I've heard it been said, that if some people can bother you with their actions, or get to you...then they have power over you. I suppose it's true, and it truly makes me feel sick to my stomach to know that these two people (in particular) have that power over me. I guess you can call me an old grandma (mind you i'm almost 24) but I feel that these two people bother me the most!

One: Just act your age...maybe I shouldn't quite say that because maybe that's how people your age act. It's simple. There are things that shouldn't be said, things that can be said outside of certain areas. It bothers me so much that you come off as cocky, but you clearly mistaken it for confidence. I appreciate confident people, but cocky people, I can't stand them. You're not that amazing. But if you blowing your own head up is what it takes to fake your confidence, then fine. You will get no confidence boosters from me. I feel like you put on a front, and honestly, I appreciate real people. I've seen how you are one on one, and maybe that's just a front, and this "front" that I think you wear every day is really who you are. I feel ashamed to have thought so highly of you. But you have lost my respect a long time ago. Not that my respect means anything more than someone else's. It's sad that I can't stand looking at your face, hear your voice, and try and act friendly to you. But I will. Does this make me a hypocrite to my own views? Possibly. But I want my power back...I want you to not bug me so much. Thus...I must learn to simply just ignore what you do. It's obvious you aren't growing up any time soon.

### TASK BRIEF
Quote every statement in the excerpt that begins with the words "I feel", ending each quotation at the next punctuation mark. The records that follow are separate material, unrelated to the excerpt above.

### GIVEN DATA
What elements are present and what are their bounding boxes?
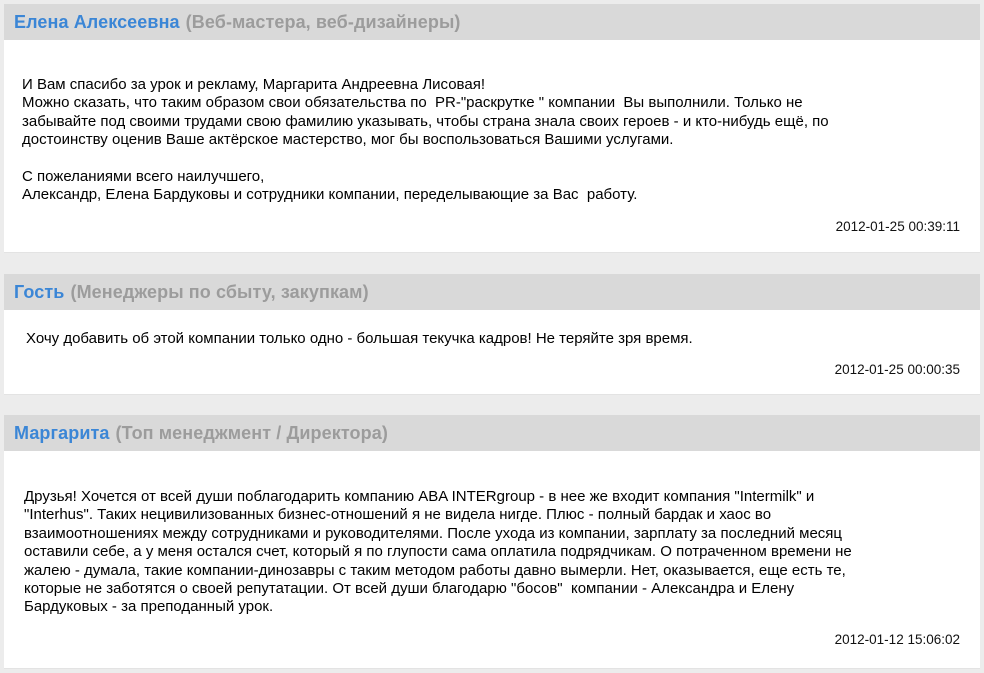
comment-header (4, 274, 980, 310)
comment-date: 2012-01-25 00:00:35 (834, 362, 960, 377)
comment-item (4, 4, 980, 253)
comment-author[interactable]: Маргарита (14, 422, 110, 443)
comment-date: 2012-01-12 15:06:02 (834, 632, 960, 647)
comment-text (4, 40, 980, 205)
comment-author[interactable]: Елена Алексеевна (14, 11, 180, 32)
comment-author-role: (Менеджеры по сбыту, закупкам) (70, 281, 369, 302)
comment-author[interactable]: Гость (14, 281, 65, 302)
comment-date: 2012-01-25 00:39:11 (835, 219, 960, 234)
comment-text (4, 451, 980, 617)
comment-author-role: (Веб-мастера, веб-дизайнеры) (185, 11, 461, 32)
comment-text-content: Хочу добавить об этой компании только одно - большая текучка кадров! Не теряйте зря время. (26, 330, 693, 347)
comment-text-content: Друзья! Хочется от всей души поблагодарить компанию ABA INTERgroup - в нее же входит компания "Intermilk" и "Interhus". Таких нецивилизованных бизнес-отношений я не видела нигде. Плюс - полный бардак и хаос во взаимоотношениях между сотрудниками и руководителями. После ухода из компании, зарплату за последний месяц оставили себе, а у меня остался счет, который я по глупости сама оплатила подрядчикам. О потраченном времени не жалею - думала, такие компании-динозавры с таким методом работы давно вымерли. Нет, оказывается, еще есть те, которые не заботятся о своей репутатации. От всей души благодарю "босов" компании - Александра и Елену Бардуковых - за преподанный урок. (24, 488, 852, 616)
comment-text-content: И Вам спасибо за урок и рекламу, Маргарита Андреевна Лисовая! Можно сказать, что таким образом свои обязательства по PR-"раскрутке " компании Вы выполнили. Только не забывайте под своими трудами свою фамилию указывать, чтобы страна знала своих героев - и кто-нибудь ещё, по достоинству оценив Ваше актёрское мастерство, мог бы воспользоваться Вашими услугами. С пожеланиями всего наилучшего, Александр, Елена Бардуковы и сотрудники компании, переделывающие за Вас работу. (22, 76, 829, 204)
comment-text (4, 310, 980, 348)
comment-header (4, 415, 980, 451)
comment-header (4, 4, 980, 40)
comment-author-role: (Топ менеджмент / Директора) (115, 422, 388, 443)
comment-item (4, 274, 980, 395)
comment-item (4, 415, 980, 669)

### CORRECT RESPONSE
1. "I feel that these two people bother me the most"
2. "I feel like you put on a front"
3. "I feel ashamed to have thought so highly of you"